*Aim:*
Transcribe everything in the data word for word. Pictures are left out.
* begin *
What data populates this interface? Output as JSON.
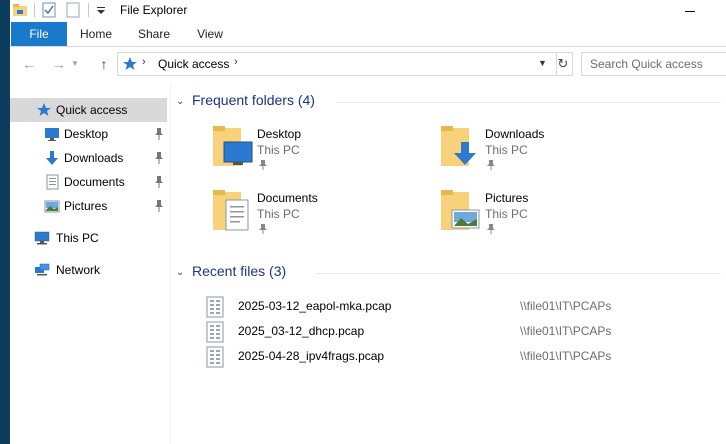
{
  "window": {
    "title": "File Explorer"
  },
  "ribbon": {
    "tabs": [
      "File",
      "Home",
      "Share",
      "View"
    ]
  },
  "address": {
    "path": "Quick access"
  },
  "search": {
    "placeholder": "Search Quick access"
  },
  "nav_pane": {
    "items": [
      {
        "label": "Quick access",
        "icon": "star-icon",
        "pinned": false,
        "selected": true
      },
      {
        "label": "Desktop",
        "icon": "desktop-icon",
        "pinned": true
      },
      {
        "label": "Downloads",
        "icon": "download-icon",
        "pinned": true
      },
      {
        "label": "Documents",
        "icon": "documents-icon",
        "pinned": true
      },
      {
        "label": "Pictures",
        "icon": "pictures-icon",
        "pinned": true
      },
      {
        "label": "This PC",
        "icon": "computer-icon",
        "pinned": false
      },
      {
        "label": "Network",
        "icon": "network-icon",
        "pinned": false
      }
    ]
  },
  "frequent_folders": {
    "title": "Frequent folders (4)",
    "items": [
      {
        "name": "Desktop",
        "location": "This PC"
      },
      {
        "name": "Downloads",
        "location": "This PC"
      },
      {
        "name": "Documents",
        "location": "This PC"
      },
      {
        "name": "Pictures",
        "location": "This PC"
      }
    ]
  },
  "recent_files": {
    "title": "Recent files (3)",
    "items": [
      {
        "name": "2025-03-12_eapol-mka.pcap",
        "path": "\\\\file01\\IT\\PCAPs"
      },
      {
        "name": "2025_03-12_dhcp.pcap",
        "path": "\\\\file01\\IT\\PCAPs"
      },
      {
        "name": "2025-04-28_ipv4frags.pcap",
        "path": "\\\\file01\\IT\\PCAPs"
      }
    ]
  },
  "colors": {
    "accent": "#1979ca",
    "group_title": "#1e3287",
    "folder": "#f7d27a",
    "selected": "#d9d9d9"
  }
}
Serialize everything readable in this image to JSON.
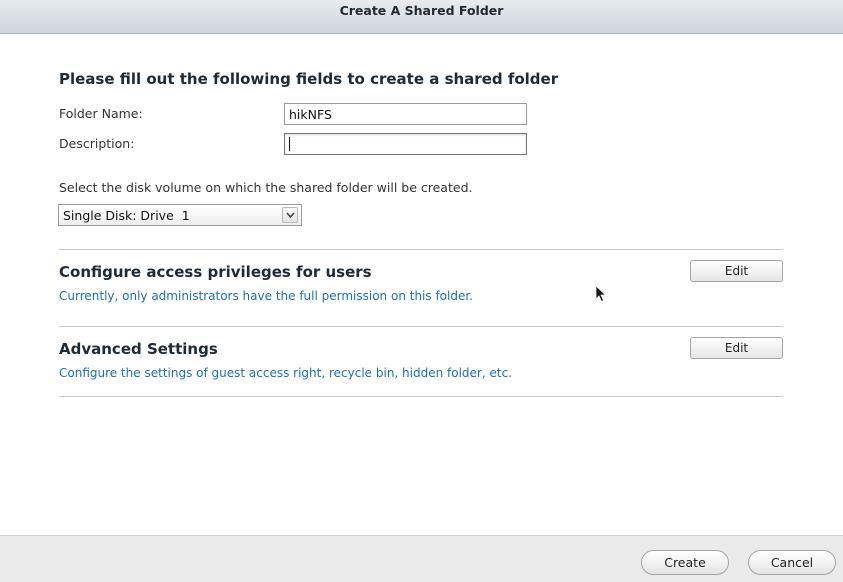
* end *
*Task answer:*
What data populates this interface? Output as JSON.
{
  "window": {
    "title": "File Explorer"
  },
  "ribbon": {
    "tabs": [
      "File",
      "Home",
      "Share",
      "View"
    ]
  },
  "address": {
    "path": "Quick access"
  },
  "search": {
    "placeholder": "Search Quick access"
  },
  "nav_pane": {
    "items": [
      {
        "label": "Quick access",
        "icon": "star-icon",
        "pinned": false,
        "selected": true
      },
      {
        "label": "Desktop",
        "icon": "desktop-icon",
        "pinned": true
      },
      {
        "label": "Downloads",
        "icon": "download-icon",
        "pinned": true
      },
      {
        "label": "Documents",
        "icon": "documents-icon",
        "pinned": true
      },
      {
        "label": "Pictures",
        "icon": "pictures-icon",
        "pinned": true
      },
      {
        "label": "This PC",
        "icon": "computer-icon",
        "pinned": false
      },
      {
        "label": "Network",
        "icon": "network-icon",
        "pinned": false
      }
    ]
  },
  "frequent_folders": {
    "title": "Frequent folders (4)",
    "items": [
      {
        "name": "Desktop",
        "location": "This PC"
      },
      {
        "name": "Downloads",
        "location": "This PC"
      },
      {
        "name": "Documents",
        "location": "This PC"
      },
      {
        "name": "Pictures",
        "location": "This PC"
      }
    ]
  },
  "recent_files": {
    "title": "Recent files (3)",
    "items": [
      {
        "name": "2025-03-12_eapol-mka.pcap",
        "path": "\\\\file01\\IT\\PCAPs"
      },
      {
        "name": "2025_03-12_dhcp.pcap",
        "path": "\\\\file01\\IT\\PCAPs"
      },
      {
        "name": "2025-04-28_ipv4frags.pcap",
        "path": "\\\\file01\\IT\\PCAPs"
      }
    ]
  },
  "colors": {
    "accent": "#1979ca",
    "group_title": "#1e3287",
    "folder": "#f7d27a",
    "selected": "#d9d9d9"
  }
}
Serialize everything readable in this image to JSON.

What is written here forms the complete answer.